**RECORDS FOR THE TASK:**
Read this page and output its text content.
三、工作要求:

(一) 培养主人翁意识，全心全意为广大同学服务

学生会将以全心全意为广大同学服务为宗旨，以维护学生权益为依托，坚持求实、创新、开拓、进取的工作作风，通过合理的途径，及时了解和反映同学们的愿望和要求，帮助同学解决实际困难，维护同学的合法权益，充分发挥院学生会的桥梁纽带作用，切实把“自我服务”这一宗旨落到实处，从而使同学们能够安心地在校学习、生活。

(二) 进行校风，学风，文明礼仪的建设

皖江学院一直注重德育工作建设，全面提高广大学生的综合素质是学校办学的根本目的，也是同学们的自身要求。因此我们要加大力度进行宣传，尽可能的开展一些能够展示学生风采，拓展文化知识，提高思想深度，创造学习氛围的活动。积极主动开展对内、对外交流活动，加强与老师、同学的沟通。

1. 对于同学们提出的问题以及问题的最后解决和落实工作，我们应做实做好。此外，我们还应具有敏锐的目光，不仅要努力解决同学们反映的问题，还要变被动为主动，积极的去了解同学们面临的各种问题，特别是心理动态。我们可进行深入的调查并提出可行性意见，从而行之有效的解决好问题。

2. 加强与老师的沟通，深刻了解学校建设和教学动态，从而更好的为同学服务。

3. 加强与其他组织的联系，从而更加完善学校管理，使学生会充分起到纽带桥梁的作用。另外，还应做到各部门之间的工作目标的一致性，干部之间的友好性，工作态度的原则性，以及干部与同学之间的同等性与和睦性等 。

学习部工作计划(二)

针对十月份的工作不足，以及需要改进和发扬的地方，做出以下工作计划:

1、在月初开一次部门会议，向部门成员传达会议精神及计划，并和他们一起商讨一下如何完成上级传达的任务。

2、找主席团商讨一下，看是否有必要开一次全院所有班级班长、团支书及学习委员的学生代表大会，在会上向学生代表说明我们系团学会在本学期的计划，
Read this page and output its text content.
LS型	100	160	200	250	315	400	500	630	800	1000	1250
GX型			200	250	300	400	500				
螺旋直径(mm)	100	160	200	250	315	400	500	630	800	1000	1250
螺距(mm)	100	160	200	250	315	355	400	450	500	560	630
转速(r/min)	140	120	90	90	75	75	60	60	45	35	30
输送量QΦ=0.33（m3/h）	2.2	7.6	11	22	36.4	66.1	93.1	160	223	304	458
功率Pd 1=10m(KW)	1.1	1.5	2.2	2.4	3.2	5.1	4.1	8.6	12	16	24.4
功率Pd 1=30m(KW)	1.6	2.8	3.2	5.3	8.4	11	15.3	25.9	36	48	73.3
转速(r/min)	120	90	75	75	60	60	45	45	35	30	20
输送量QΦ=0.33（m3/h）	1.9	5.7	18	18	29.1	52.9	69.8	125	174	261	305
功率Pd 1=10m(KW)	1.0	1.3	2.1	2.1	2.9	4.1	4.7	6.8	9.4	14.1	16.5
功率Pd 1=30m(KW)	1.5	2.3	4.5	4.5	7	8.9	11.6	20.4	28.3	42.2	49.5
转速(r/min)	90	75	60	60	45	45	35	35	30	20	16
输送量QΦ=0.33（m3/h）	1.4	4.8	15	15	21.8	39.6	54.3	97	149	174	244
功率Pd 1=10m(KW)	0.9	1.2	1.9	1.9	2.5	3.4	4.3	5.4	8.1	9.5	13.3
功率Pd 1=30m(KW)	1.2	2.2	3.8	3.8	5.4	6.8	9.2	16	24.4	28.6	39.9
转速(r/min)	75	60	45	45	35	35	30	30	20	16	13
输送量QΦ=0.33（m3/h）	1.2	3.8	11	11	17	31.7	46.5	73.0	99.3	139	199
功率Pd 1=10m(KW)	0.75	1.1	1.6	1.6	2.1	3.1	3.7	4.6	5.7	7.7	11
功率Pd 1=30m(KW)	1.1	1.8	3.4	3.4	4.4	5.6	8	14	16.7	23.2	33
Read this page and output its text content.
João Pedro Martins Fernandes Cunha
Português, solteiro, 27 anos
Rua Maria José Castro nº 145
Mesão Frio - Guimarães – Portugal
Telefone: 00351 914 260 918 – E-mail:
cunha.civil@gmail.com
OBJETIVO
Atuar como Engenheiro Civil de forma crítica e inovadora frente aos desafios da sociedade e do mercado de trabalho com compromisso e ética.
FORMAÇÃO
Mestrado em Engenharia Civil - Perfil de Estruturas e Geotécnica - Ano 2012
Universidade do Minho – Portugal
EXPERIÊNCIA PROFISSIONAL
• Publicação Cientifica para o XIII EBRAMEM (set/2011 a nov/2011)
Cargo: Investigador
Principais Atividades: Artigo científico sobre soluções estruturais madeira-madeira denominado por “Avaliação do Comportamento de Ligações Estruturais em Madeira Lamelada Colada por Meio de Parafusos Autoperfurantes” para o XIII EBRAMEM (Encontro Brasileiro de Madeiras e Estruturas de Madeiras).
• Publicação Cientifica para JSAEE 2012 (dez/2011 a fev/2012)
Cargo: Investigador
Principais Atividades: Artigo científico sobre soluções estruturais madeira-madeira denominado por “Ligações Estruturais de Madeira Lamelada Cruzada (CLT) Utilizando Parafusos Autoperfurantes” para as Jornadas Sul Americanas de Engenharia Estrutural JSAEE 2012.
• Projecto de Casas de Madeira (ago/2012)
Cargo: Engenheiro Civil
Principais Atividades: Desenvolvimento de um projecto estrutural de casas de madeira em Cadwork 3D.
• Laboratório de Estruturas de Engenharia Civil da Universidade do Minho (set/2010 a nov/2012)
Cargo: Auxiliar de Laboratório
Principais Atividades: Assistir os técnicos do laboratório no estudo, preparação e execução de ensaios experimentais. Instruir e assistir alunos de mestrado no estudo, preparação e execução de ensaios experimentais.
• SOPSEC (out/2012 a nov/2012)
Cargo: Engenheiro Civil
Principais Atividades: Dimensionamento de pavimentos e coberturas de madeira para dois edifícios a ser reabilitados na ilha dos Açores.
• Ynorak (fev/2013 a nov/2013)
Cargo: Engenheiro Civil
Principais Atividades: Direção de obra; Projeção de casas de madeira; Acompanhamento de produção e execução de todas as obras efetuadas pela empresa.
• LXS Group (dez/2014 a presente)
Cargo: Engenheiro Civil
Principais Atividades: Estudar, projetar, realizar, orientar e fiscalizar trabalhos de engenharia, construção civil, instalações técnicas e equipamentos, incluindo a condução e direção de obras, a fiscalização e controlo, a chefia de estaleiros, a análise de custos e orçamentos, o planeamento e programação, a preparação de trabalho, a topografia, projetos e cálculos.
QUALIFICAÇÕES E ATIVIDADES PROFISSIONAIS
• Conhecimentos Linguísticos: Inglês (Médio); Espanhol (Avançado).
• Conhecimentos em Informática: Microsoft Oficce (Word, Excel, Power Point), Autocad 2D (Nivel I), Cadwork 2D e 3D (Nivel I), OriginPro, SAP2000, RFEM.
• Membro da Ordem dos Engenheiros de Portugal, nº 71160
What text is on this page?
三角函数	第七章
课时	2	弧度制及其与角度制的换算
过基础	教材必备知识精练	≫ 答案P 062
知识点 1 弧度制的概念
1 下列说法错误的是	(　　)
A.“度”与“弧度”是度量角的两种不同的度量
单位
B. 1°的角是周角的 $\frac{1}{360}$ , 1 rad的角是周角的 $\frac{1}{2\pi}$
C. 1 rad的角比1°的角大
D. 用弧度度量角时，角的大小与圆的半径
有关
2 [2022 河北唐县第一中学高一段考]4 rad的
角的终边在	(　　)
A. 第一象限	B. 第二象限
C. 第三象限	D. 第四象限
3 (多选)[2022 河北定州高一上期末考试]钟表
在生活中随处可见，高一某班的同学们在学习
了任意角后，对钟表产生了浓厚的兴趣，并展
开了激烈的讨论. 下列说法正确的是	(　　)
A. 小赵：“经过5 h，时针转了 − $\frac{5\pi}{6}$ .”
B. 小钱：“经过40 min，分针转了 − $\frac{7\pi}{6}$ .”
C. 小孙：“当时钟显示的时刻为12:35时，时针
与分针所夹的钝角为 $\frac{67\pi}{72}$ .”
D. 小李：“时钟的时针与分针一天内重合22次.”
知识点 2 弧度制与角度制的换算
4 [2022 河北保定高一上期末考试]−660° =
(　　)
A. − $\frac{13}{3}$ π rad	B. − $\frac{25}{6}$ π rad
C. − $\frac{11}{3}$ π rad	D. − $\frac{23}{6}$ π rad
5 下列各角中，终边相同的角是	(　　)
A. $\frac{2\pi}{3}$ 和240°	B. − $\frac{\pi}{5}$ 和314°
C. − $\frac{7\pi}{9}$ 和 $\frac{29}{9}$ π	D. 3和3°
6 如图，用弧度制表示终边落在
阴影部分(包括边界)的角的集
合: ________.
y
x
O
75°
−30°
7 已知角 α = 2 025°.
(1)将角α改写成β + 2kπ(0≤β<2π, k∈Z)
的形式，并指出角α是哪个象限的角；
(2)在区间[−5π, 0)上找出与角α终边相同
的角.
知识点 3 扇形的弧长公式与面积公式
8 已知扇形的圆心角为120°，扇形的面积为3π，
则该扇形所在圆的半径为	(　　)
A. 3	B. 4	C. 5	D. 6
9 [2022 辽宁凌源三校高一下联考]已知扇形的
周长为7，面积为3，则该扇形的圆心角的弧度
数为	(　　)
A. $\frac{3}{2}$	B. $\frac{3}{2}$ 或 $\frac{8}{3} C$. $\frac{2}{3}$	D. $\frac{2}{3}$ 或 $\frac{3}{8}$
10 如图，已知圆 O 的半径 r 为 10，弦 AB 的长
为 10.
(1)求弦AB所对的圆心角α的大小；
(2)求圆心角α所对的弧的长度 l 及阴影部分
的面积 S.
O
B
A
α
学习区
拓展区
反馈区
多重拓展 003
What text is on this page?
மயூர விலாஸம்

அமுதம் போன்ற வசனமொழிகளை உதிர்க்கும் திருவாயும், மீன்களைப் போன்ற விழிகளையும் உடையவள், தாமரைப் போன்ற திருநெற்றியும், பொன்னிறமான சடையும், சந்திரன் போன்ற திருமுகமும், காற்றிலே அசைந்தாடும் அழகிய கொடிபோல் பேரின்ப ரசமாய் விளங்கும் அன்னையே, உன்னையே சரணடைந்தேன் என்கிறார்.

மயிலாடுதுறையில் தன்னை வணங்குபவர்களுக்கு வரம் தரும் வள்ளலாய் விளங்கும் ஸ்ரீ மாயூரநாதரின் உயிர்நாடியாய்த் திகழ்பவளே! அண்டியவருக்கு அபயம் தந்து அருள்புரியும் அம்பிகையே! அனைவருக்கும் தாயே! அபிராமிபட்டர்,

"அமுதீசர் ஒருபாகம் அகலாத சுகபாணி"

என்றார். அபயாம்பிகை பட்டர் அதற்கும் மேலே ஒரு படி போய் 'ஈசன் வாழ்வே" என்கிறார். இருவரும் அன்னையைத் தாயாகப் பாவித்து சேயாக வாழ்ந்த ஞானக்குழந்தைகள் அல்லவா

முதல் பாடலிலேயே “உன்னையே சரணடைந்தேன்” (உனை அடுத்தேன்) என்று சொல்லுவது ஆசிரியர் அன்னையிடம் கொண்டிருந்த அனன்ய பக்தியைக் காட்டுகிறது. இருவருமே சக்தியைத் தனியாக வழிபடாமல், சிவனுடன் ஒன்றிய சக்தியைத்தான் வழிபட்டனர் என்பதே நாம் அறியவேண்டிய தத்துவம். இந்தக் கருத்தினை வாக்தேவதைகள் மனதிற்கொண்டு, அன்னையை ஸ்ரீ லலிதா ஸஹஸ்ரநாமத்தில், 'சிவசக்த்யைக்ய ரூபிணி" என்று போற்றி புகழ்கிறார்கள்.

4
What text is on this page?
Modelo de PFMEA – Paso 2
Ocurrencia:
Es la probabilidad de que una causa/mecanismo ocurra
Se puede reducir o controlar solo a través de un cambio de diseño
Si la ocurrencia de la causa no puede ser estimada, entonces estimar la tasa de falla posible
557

**WHAT IS REQUIRED:** Using the listing above, list every line in which the string "Portugal" occurs.

**TASK RESULT:**
Mesão Frio - Guimarães – Portugal
Universidade do Minho – Portugal
• Membro da Ordem dos Engenheiros de Portugal, nº 71160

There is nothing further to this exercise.